GIVEN TASK: Show every line where "Transportation" occurs.

DATA TO USE:
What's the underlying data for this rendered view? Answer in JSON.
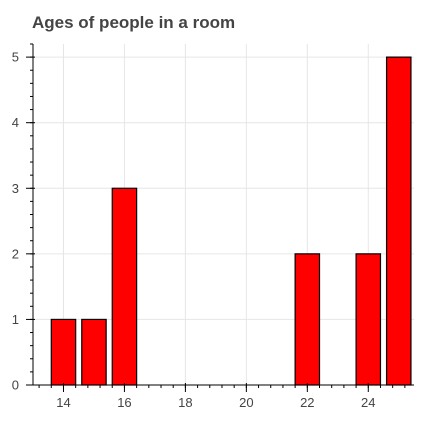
{
  "chart_data": {
    "type": "bar",
    "title": "Ages of people in a room",
    "xlabel": "",
    "ylabel": "",
    "x": [
      14,
      15,
      16,
      22,
      24,
      25
    ],
    "values": [
      1,
      1,
      3,
      2,
      2,
      5
    ],
    "xlim": [
      13,
      25.5
    ],
    "ylim": [
      0,
      5.2
    ],
    "x_ticks": [
      14,
      16,
      18,
      20,
      22,
      24
    ],
    "y_ticks": [
      0,
      1,
      2,
      3,
      4,
      5
    ],
    "grid": true,
    "bar_color": "#ff0000",
    "bar_outline": "#000000"
  }
}
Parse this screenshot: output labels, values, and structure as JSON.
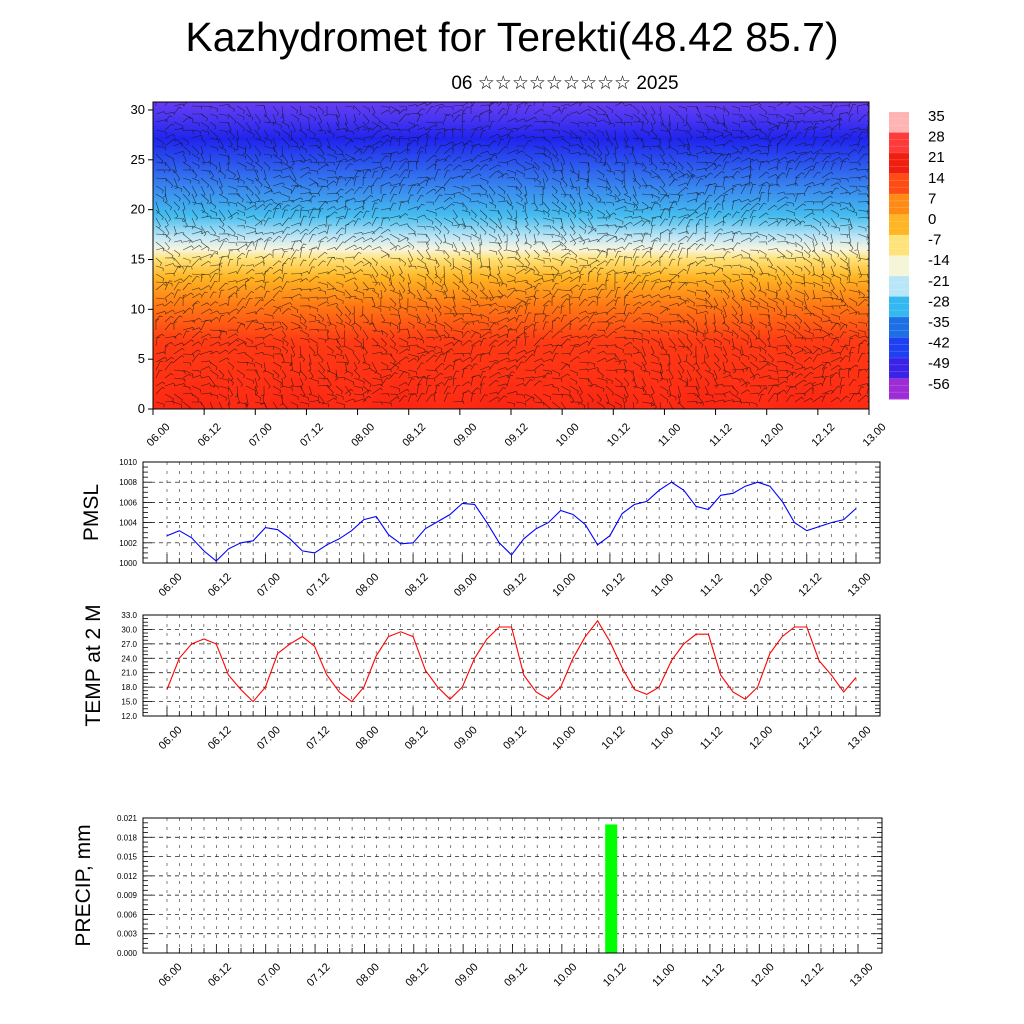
{
  "title": "Kazhydromet for Terekti(48.42 85.7)",
  "subtitle": "06 ☆☆☆☆☆☆☆☆☆ 2025",
  "chart_data": [
    {
      "type": "heatmap",
      "name": "temperature-wind cross section",
      "x_tick_labels": [
        "06.00",
        "06.12",
        "07.00",
        "07.12",
        "08.00",
        "08.12",
        "09.00",
        "09.12",
        "10.00",
        "10.12",
        "11.00",
        "11.12",
        "12.00",
        "12.12",
        "13.00"
      ],
      "y_ticks": [
        0,
        5,
        10,
        15,
        20,
        25,
        30
      ],
      "ylim": [
        0,
        30.8
      ],
      "colorbar_labels": [
        "35",
        "28",
        "21",
        "14",
        "7",
        "0",
        "-7",
        "-14",
        "-21",
        "-28",
        "-35",
        "-42",
        "-49",
        "-56"
      ],
      "colorbar_colors": [
        "#ffb3b3",
        "#ff3a3a",
        "#ef1e0e",
        "#ff4c14",
        "#ff8a14",
        "#ffb524",
        "#ffe37a",
        "#f5f5d8",
        "#b8e6f7",
        "#33b8ef",
        "#1e6ee6",
        "#1f3ff2",
        "#3a22e6",
        "#9d2bd6"
      ]
    },
    {
      "type": "line",
      "ylabel": "PMSL",
      "ylim": [
        1000,
        1010
      ],
      "y_tick_labels": [
        "1000",
        "1002",
        "1004",
        "1006",
        "1008",
        "1010"
      ],
      "x_tick_labels": [
        "06.00",
        "06.12",
        "07.00",
        "07.12",
        "08.00",
        "08.12",
        "09.00",
        "09.12",
        "10.00",
        "10.12",
        "11.00",
        "11.12",
        "12.00",
        "12.12",
        "13.00"
      ],
      "series": [
        {
          "color": "#0000ff",
          "values": [
            1002.7,
            1003.2,
            1002.5,
            1001.2,
            1000.2,
            1001.4,
            1002.0,
            1002.2,
            1003.5,
            1003.3,
            1002.4,
            1001.2,
            1001.0,
            1001.8,
            1002.4,
            1003.2,
            1004.3,
            1004.6,
            1002.8,
            1001.9,
            1002.0,
            1003.4,
            1004.1,
            1004.8,
            1005.9,
            1005.8,
            1004.0,
            1002.0,
            1000.8,
            1002.4,
            1003.4,
            1004.0,
            1005.2,
            1004.8,
            1003.8,
            1001.8,
            1002.7,
            1004.9,
            1005.8,
            1006.1,
            1007.2,
            1008.0,
            1007.2,
            1005.6,
            1005.3,
            1006.7,
            1006.9,
            1007.6,
            1008.0,
            1007.6,
            1006.1,
            1004.0,
            1003.2,
            1003.6,
            1004.0,
            1004.3,
            1005.4
          ]
        }
      ]
    },
    {
      "type": "line",
      "ylabel": "TEMP at 2 M",
      "ylim": [
        12,
        33
      ],
      "y_tick_labels": [
        "12.0",
        "15.0",
        "18.0",
        "21.0",
        "24.0",
        "27.0",
        "30.0",
        "33.0"
      ],
      "x_tick_labels": [
        "06.00",
        "06.12",
        "07.00",
        "07.12",
        "08.00",
        "08.12",
        "09.00",
        "09.12",
        "10.00",
        "10.12",
        "11.00",
        "11.12",
        "12.00",
        "12.12",
        "13.00"
      ],
      "series": [
        {
          "color": "#ff0000",
          "values": [
            17.5,
            24,
            27,
            28,
            27,
            20.5,
            17.5,
            15,
            18,
            25,
            27,
            28.5,
            26.5,
            20.5,
            17,
            15,
            18,
            24.5,
            28.5,
            29.5,
            28.5,
            21.5,
            18,
            15.5,
            18,
            24,
            28,
            30.5,
            30.5,
            20.5,
            17,
            15.5,
            18,
            24,
            28.5,
            31.8,
            27.5,
            22,
            17.5,
            16.5,
            18,
            23.5,
            27,
            29,
            29,
            20.5,
            17,
            15.5,
            18,
            25,
            28.5,
            30.5,
            30.5,
            23.5,
            20.5,
            17,
            20
          ]
        }
      ]
    },
    {
      "type": "bar",
      "ylabel": "PRECIP, mm",
      "ylim": [
        0,
        0.021
      ],
      "y_tick_labels": [
        "0.000",
        "0.003",
        "0.006",
        "0.009",
        "0.012",
        "0.015",
        "0.018",
        "0.021"
      ],
      "x_tick_labels": [
        "06.00",
        "06.12",
        "07.00",
        "07.12",
        "08.00",
        "08.12",
        "09.00",
        "09.12",
        "10.00",
        "10.12",
        "11.00",
        "11.12",
        "12.00",
        "12.12",
        "13.00"
      ],
      "bars": [
        {
          "label": "10.12",
          "value": 0.02,
          "color": "#00ff00"
        }
      ]
    }
  ]
}
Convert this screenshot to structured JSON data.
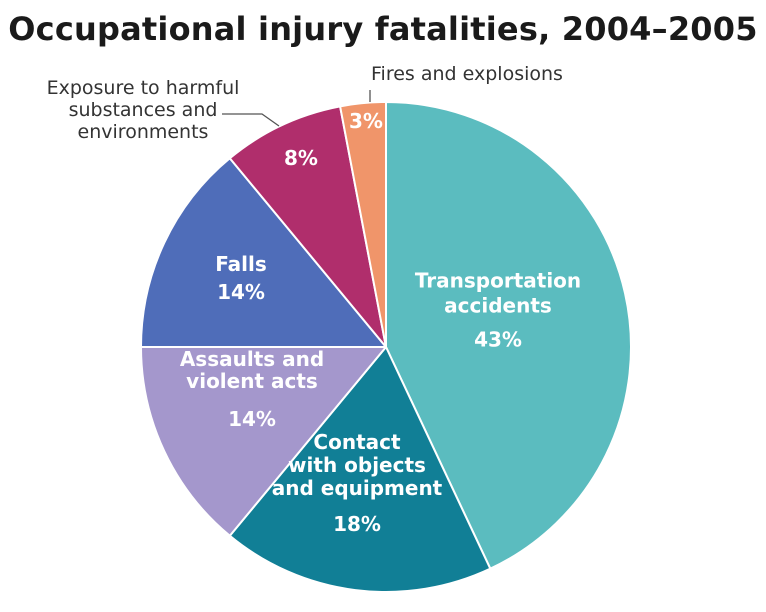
{
  "chart_data": {
    "type": "pie",
    "title": "Occupational injury fatalities, 2004–2005",
    "unit": "%",
    "slices": [
      {
        "name": "Transportation accidents",
        "label_lines": [
          "Transportation",
          "accidents"
        ],
        "value": 43,
        "value_label": "43%",
        "color": "#5bbcbf"
      },
      {
        "name": "Contact with objects and equipment",
        "label_lines": [
          "Contact",
          "with objects",
          "and equipment"
        ],
        "value": 18,
        "value_label": "18%",
        "color": "#117f96"
      },
      {
        "name": "Assaults and violent acts",
        "label_lines": [
          "Assaults and",
          "violent acts"
        ],
        "value": 14,
        "value_label": "14%",
        "color": "#a497cc"
      },
      {
        "name": "Falls",
        "label_lines": [
          "Falls"
        ],
        "value": 14,
        "value_label": "14%",
        "color": "#4f6db9"
      },
      {
        "name": "Exposure to harmful substances and environments",
        "label_lines": [
          "Exposure to harmful",
          "substances and",
          "environments"
        ],
        "value": 8,
        "value_label": "8%",
        "color": "#b02e6c"
      },
      {
        "name": "Fires and explosions",
        "label_lines": [
          "Fires and explosions"
        ],
        "value": 3,
        "value_label": "3%",
        "color": "#f0956a"
      }
    ]
  }
}
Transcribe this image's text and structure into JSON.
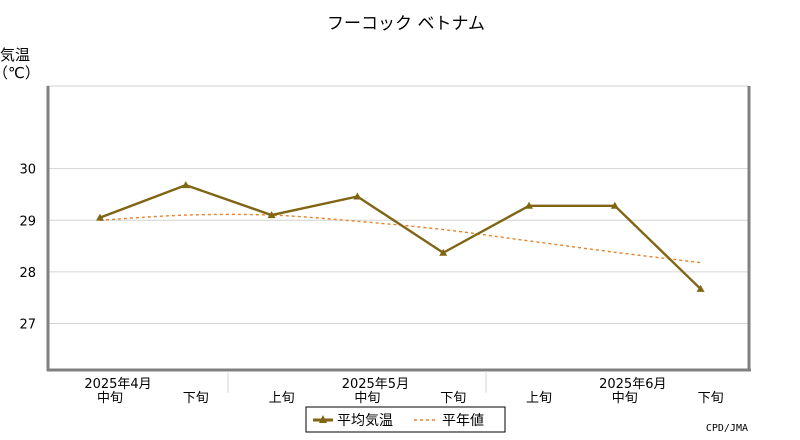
{
  "chart_data": {
    "type": "line",
    "title": "フーコック ベトナム",
    "ylabel": "気温",
    "yunit": "（℃）",
    "ylim": [
      26.1,
      31.6
    ],
    "yticks": [
      27,
      28,
      29,
      30
    ],
    "x": [
      "中旬",
      "下旬",
      "上旬",
      "中旬",
      "下旬",
      "上旬",
      "中旬",
      "下旬"
    ],
    "month_labels": [
      {
        "label": "2025年4月",
        "at": 0
      },
      {
        "label": "2025年5月",
        "at": 3
      },
      {
        "label": "2025年6月",
        "at": 6
      }
    ],
    "series": [
      {
        "name": "平均気温",
        "values": [
          29.05,
          29.68,
          29.1,
          29.46,
          28.37,
          29.28,
          29.28,
          27.67
        ],
        "color": "#7f6514",
        "style": "solid",
        "marker": "triangle"
      },
      {
        "name": "平年値",
        "values": [
          29.0,
          29.1,
          29.1,
          28.98,
          28.82,
          28.6,
          28.38,
          28.18
        ],
        "color": "#e8822a",
        "style": "dashed"
      }
    ],
    "grid": true,
    "legend": "bottom-center"
  },
  "credit": "CPD/JMA"
}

EXERCISE RESPONSE:
        "name": "Transportation accidents",
          "Transportation",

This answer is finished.